------ Supplied material ------

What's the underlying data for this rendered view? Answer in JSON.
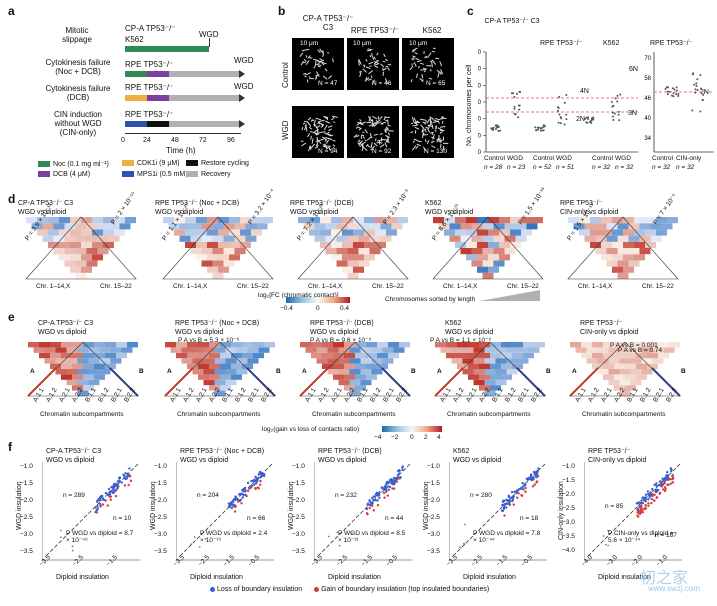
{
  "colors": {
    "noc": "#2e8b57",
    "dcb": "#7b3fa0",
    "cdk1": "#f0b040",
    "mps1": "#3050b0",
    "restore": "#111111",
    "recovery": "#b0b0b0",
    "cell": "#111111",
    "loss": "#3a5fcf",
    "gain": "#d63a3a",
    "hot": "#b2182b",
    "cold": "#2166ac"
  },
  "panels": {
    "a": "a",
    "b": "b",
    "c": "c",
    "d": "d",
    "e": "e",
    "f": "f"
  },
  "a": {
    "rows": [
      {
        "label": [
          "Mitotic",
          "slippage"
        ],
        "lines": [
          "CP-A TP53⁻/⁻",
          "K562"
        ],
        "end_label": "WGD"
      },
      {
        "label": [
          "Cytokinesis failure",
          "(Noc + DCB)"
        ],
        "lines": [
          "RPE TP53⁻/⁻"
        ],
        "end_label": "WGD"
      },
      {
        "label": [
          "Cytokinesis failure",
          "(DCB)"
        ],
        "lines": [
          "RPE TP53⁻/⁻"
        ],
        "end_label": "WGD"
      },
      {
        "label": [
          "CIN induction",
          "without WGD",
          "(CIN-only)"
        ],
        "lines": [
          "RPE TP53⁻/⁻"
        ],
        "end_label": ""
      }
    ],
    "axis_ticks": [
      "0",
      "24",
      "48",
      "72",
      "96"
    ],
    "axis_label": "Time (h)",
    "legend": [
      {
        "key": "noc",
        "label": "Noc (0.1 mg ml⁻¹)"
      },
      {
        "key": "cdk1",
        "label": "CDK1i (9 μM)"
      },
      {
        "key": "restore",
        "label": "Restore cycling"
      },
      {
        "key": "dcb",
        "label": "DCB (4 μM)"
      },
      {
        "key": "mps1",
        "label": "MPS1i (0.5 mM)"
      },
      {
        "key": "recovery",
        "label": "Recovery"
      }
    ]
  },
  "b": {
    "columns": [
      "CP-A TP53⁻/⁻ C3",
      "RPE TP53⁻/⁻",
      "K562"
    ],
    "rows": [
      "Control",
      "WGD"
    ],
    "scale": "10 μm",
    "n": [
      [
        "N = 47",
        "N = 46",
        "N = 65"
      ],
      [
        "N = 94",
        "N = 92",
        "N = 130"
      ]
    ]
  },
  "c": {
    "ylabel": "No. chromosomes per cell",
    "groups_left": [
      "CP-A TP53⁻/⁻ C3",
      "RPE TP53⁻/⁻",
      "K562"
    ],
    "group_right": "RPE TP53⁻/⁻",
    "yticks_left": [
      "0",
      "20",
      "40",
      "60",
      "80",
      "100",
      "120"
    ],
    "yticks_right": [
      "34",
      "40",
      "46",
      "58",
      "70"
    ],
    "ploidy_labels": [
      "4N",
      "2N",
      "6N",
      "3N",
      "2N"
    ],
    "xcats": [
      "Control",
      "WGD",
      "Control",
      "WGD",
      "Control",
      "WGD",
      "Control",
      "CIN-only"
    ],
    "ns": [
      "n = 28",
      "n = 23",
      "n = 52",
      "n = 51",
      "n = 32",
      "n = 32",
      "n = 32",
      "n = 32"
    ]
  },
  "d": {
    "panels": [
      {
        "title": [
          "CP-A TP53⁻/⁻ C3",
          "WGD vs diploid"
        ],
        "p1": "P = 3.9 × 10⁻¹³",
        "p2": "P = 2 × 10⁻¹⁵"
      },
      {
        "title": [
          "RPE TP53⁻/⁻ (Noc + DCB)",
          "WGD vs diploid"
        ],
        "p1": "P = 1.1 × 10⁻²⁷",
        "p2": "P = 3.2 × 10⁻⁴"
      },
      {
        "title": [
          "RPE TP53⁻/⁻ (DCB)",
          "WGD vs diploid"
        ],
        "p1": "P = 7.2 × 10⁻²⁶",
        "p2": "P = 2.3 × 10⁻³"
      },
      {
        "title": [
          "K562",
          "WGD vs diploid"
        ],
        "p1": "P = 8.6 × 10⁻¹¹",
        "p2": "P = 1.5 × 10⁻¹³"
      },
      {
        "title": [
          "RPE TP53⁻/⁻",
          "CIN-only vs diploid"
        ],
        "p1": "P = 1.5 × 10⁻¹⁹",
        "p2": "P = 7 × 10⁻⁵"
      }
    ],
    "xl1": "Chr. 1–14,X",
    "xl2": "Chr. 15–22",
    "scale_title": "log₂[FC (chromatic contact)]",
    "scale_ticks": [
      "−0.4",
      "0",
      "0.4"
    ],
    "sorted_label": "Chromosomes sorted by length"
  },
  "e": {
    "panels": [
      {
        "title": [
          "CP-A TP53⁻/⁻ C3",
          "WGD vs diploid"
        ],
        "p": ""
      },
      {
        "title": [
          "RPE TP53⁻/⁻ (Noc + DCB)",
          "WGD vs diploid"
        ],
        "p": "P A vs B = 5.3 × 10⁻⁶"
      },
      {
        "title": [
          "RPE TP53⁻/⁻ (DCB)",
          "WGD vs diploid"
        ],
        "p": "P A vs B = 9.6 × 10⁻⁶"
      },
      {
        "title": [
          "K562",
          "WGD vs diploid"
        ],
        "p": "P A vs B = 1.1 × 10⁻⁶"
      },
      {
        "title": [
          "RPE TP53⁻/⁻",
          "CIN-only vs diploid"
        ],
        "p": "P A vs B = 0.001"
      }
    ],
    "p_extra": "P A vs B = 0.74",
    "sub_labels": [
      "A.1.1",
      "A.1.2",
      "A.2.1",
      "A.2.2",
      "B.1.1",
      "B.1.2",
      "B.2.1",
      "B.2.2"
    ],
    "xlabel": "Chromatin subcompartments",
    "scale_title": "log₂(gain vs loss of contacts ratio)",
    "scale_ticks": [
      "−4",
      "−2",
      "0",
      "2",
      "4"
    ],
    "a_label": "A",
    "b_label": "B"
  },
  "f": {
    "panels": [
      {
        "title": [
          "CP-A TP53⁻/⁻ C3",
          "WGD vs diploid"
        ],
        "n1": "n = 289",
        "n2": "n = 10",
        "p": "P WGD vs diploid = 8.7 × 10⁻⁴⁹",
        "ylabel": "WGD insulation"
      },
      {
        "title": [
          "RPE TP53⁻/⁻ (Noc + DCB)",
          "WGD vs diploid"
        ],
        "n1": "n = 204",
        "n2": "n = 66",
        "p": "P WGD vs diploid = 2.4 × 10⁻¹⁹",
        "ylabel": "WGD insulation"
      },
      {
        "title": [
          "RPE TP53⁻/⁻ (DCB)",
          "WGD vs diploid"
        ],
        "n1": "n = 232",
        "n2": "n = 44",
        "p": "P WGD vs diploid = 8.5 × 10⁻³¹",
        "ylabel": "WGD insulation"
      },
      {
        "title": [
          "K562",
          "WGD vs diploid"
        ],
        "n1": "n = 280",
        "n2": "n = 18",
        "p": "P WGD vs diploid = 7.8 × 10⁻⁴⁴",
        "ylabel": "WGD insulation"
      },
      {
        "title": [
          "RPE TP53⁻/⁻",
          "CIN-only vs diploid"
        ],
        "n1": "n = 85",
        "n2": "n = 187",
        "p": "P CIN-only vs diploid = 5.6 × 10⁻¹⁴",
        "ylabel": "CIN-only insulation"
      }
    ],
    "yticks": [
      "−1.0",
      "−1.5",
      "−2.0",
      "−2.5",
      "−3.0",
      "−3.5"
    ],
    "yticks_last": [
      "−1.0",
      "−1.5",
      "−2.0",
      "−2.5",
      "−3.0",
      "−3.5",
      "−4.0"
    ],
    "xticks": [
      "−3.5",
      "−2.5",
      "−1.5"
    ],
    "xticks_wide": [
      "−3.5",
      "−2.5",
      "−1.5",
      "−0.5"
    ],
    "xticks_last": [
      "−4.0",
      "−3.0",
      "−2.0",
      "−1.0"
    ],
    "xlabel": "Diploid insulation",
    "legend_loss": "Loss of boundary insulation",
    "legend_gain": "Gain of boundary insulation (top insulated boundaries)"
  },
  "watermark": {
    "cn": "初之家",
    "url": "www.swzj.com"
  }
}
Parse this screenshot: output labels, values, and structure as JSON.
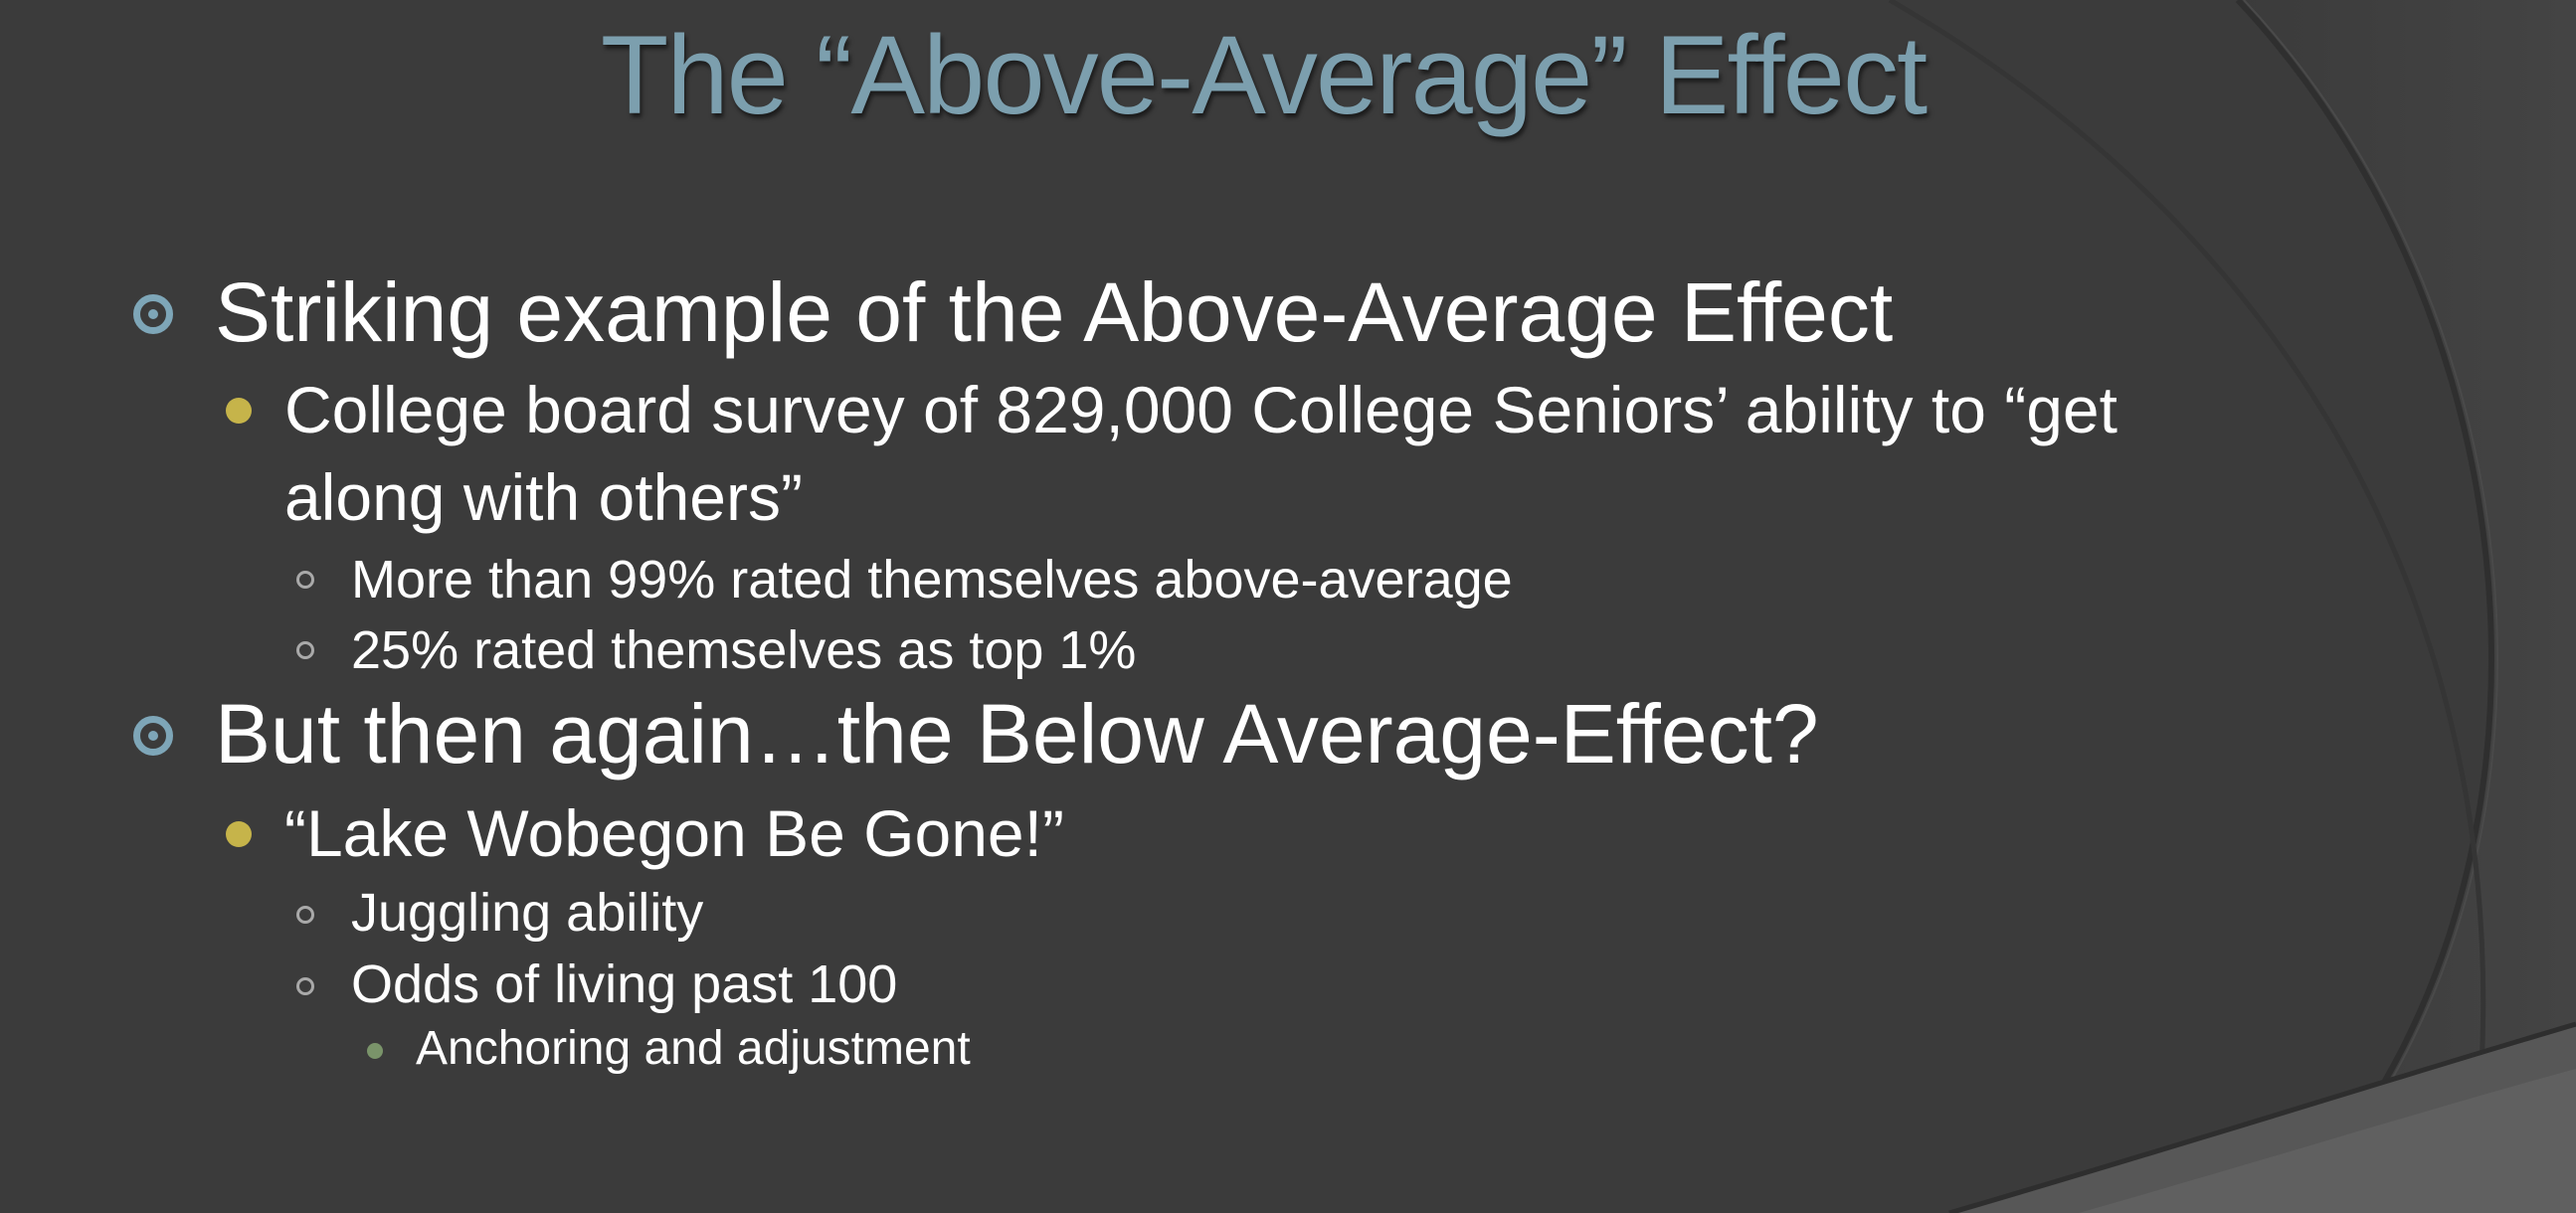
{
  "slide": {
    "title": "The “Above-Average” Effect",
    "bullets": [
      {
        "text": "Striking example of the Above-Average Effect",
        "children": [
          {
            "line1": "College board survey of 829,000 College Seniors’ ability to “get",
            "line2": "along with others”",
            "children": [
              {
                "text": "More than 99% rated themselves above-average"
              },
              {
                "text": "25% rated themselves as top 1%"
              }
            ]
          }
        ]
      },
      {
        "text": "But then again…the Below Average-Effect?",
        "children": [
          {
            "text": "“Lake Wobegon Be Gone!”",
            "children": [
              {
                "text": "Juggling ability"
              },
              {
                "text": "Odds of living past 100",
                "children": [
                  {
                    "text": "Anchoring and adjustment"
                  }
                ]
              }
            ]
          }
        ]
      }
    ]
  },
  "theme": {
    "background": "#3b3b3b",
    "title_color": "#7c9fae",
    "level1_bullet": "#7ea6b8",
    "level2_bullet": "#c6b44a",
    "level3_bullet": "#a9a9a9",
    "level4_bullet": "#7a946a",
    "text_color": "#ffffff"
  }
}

------

*Your task*:
Search the preceding listing for the word "themselves" and pull out every line that holds it.

*Answer to the task*:
                "text": "More than 99% rated themselves above-average"
                "text": "25% rated themselves as top 1%"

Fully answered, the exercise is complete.